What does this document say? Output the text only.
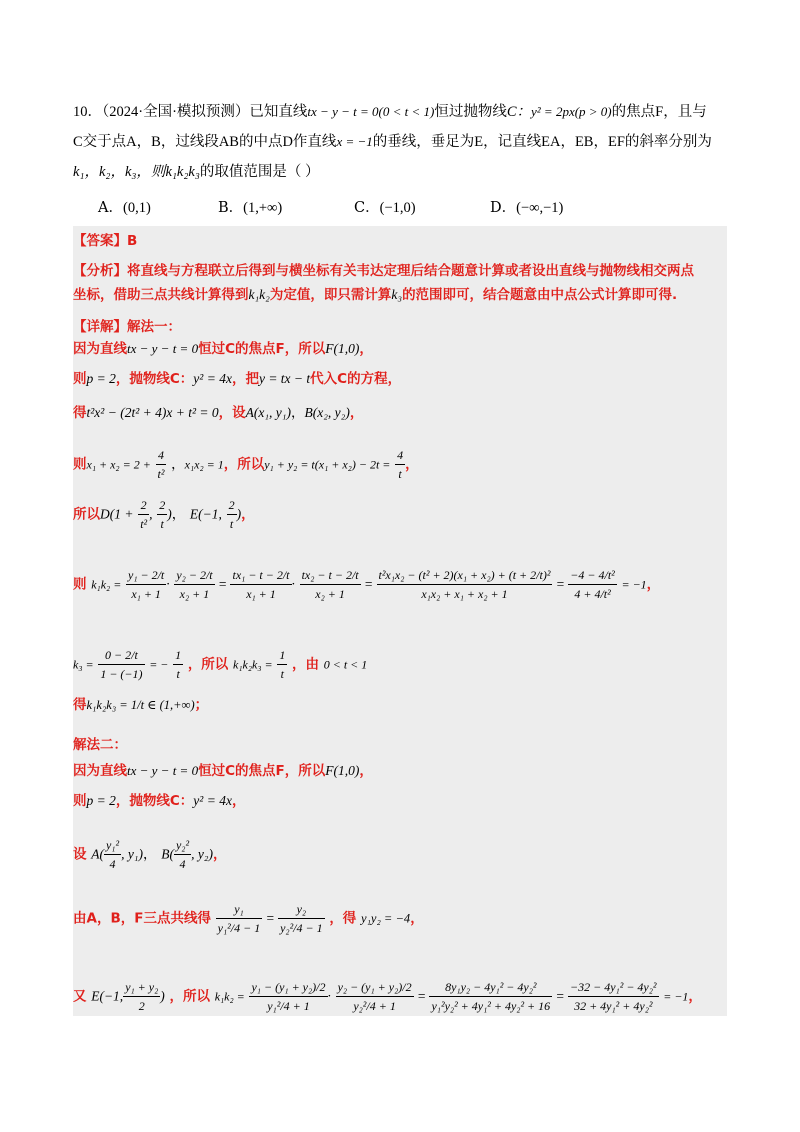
10．（2024·全国·模拟预测）已知直线tx − y − t = 0(0 < t < 1)恒过抛物线C：y² = 2px(p > 0)的焦点F，且与
C交于点A，B，过线段AB的中点D作直线x = −1的垂线，垂足为E，记直线EA，EB，EF的斜率分别为
k₁，k₂，k₃，则k₁k₂k₃的取值范围是（ ）
A．(0,1)	B．(1,+∞)	C．(−1,0)	D．(−∞,−1)
【答案】B
【分析】将直线与方程联立后得到与横坐标有关韦达定理后结合题意计算或者设出直线与抛物线相交两点
坐标，借助三点共线计算得到k₁k₂为定值，即只需计算k₃的范围即可，结合题意由中点公式计算即可得.
【详解】解法一：
因为直线tx − y − t = 0恒过C的焦点F，所以F(1,0)，
则p = 2，抛物线C：y² = 4x，把y = tx − t代入C的方程，
得t²x² − (2t² + 4)x + t² = 0，设A(x₁, y₁)，B(x₂, y₂)，
则$x_1 + x_2 = 2 + \frac{4}{\text{t²}}$ ，x₁x₂ = 1，所以$y_1 + y_2 = t(x_1 + x_2) - 2t = \frac{4}{t}$ ，
所以$D(1 + \frac{2}{\text{t²}}$ , $\frac{2}{t}$ )， E(−1, $\frac{2}{t}$ )，
则 $k_1k_2 = \frac{\text{y₁ − 2/t}}{\text{x₁ + 1}} \cdot \frac{\text{y₂ − 2/t}}{\text{x₂ + 1}} = \frac{\text{tx₁ − t − 2/t}}{\text{x₁ + 1}} \cdot \frac{\text{tx₂ − t − 2/t}}{\text{x₂ + 1}} = \frac{\text{t²x₁x₂ − (t² + 2)(x₁ + x₂) + (t + 2/t)²}}{\text{x₁x₂ + x₁ + x₂ + 1}} = \frac{\text{−4 − 4/t²}}{\text{4 + 4/t²}} = -1$，
$k_3 = \frac{0 - 2/t}{1 - (-1)}$ = − $\frac{1}{t}$ ，所以 $k_1k_2k_3 = \frac{1}{t}$ ，由 0 < t < 1
得k₁k₂k₃ = 1/t ∈ (1,+∞)；
解法二：
因为直线tx − y − t = 0恒过C的焦点F，所以F(1,0)，
则p = 2，抛物线C：y² = 4x，
设 $A( \frac{\text{y₁²}}{4}$ , y₁)， $B( \frac{\text{y₂²}}{4}$ , y₂)，
由A，B，F三点共线得 $\frac{\text{y₁}}{\text{y₁²/4 − 1}} = \frac{\text{y₂}}{\text{y₂²/4 − 1}}$ ，得 y₁y₂ = −4，
又 E(−1, $\frac{\text{y₁ + y₂}}{2}$ ) ，所以 $k_1k_2 = \frac{\text{y₁ − (y₁ + y₂)/2}}{\text{y₁²/4 + 1}} \cdot \frac{\text{y₂ − (y₁ + y₂)/2}}{\text{y₂²/4 + 1}} = \frac{\text{8y₁y₂ − 4y₁² − 4y₂²}}{\text{y₁²y₂² + 4y₁² + 4y₂² + 16}} = \frac{\text{−32 − 4y₁² − 4y₂²}}{\text{32 + 4y₁² + 4y₂²}} = -1$，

▶ **Exercise objective**
Reproduce the records, all of them, word for word; omit the pictures.

▶ **Correct result**
What does this document say? Output the text only.
10．（2024·全国·模拟预测）已知直线tx − y − t = 0(0 < t < 1)恒过抛物线C：y² = 2px(p > 0)的焦点F，且与
C交于点A，B，过线段AB的中点D作直线x = −1的垂线，垂足为E，记直线EA，EB，EF的斜率分别为
k₁，k₂，k₃，则k₁k₂k₃的取值范围是（ ）
A．(0,1)	B．(1,+∞)	C．(−1,0)	D．(−∞,−1)
【答案】B
【分析】将直线与方程联立后得到与横坐标有关韦达定理后结合题意计算或者设出直线与抛物线相交两点
坐标，借助三点共线计算得到k₁k₂为定值，即只需计算k₃的范围即可，结合题意由中点公式计算即可得.
【详解】解法一：
因为直线tx − y − t = 0恒过C的焦点F，所以F(1,0)，
则p = 2，抛物线C：y² = 4x，把y = tx − t代入C的方程，
得t²x² − (2t² + 4)x + t² = 0，设A(x₁, y₁)，B(x₂, y₂)，
则$x_1 + x_2 = 2 + \frac{4}{\text{t²}}$ ，x₁x₂ = 1，所以$y_1 + y_2 = t(x_1 + x_2) - 2t = \frac{4}{t}$ ，
所以$D(1 + \frac{2}{\text{t²}}$ , $\frac{2}{t}$ )， E(−1, $\frac{2}{t}$ )，
则 $k_1k_2 = \frac{\text{y₁ − 2/t}}{\text{x₁ + 1}} \cdot \frac{\text{y₂ − 2/t}}{\text{x₂ + 1}} = \frac{\text{tx₁ − t − 2/t}}{\text{x₁ + 1}} \cdot \frac{\text{tx₂ − t − 2/t}}{\text{x₂ + 1}} = \frac{\text{t²x₁x₂ − (t² + 2)(x₁ + x₂) + (t + 2/t)²}}{\text{x₁x₂ + x₁ + x₂ + 1}} = \frac{\text{−4 − 4/t²}}{\text{4 + 4/t²}} = -1$，
$k_3 = \frac{0 - 2/t}{1 - (-1)}$ = − $\frac{1}{t}$ ，所以 $k_1k_2k_3 = \frac{1}{t}$ ，由 0 < t < 1
得k₁k₂k₃ = 1/t ∈ (1,+∞)；
解法二：
因为直线tx − y − t = 0恒过C的焦点F，所以F(1,0)，
则p = 2，抛物线C：y² = 4x，
设 $A( \frac{\text{y₁²}}{4}$ , y₁)， $B( \frac{\text{y₂²}}{4}$ , y₂)，
由A，B，F三点共线得 $\frac{\text{y₁}}{\text{y₁²/4 − 1}} = \frac{\text{y₂}}{\text{y₂²/4 − 1}}$ ，得 y₁y₂ = −4，
又 E(−1, $\frac{\text{y₁ + y₂}}{2}$ ) ，所以 $k_1k_2 = \frac{\text{y₁ − (y₁ + y₂)/2}}{\text{y₁²/4 + 1}} \cdot \frac{\text{y₂ − (y₁ + y₂)/2}}{\text{y₂²/4 + 1}} = \frac{\text{8y₁y₂ − 4y₁² − 4y₂²}}{\text{y₁²y₂² + 4y₁² + 4y₂² + 16}} = \frac{\text{−32 − 4y₁² − 4y₂²}}{\text{32 + 4y₁² + 4y₂²}} = -1$，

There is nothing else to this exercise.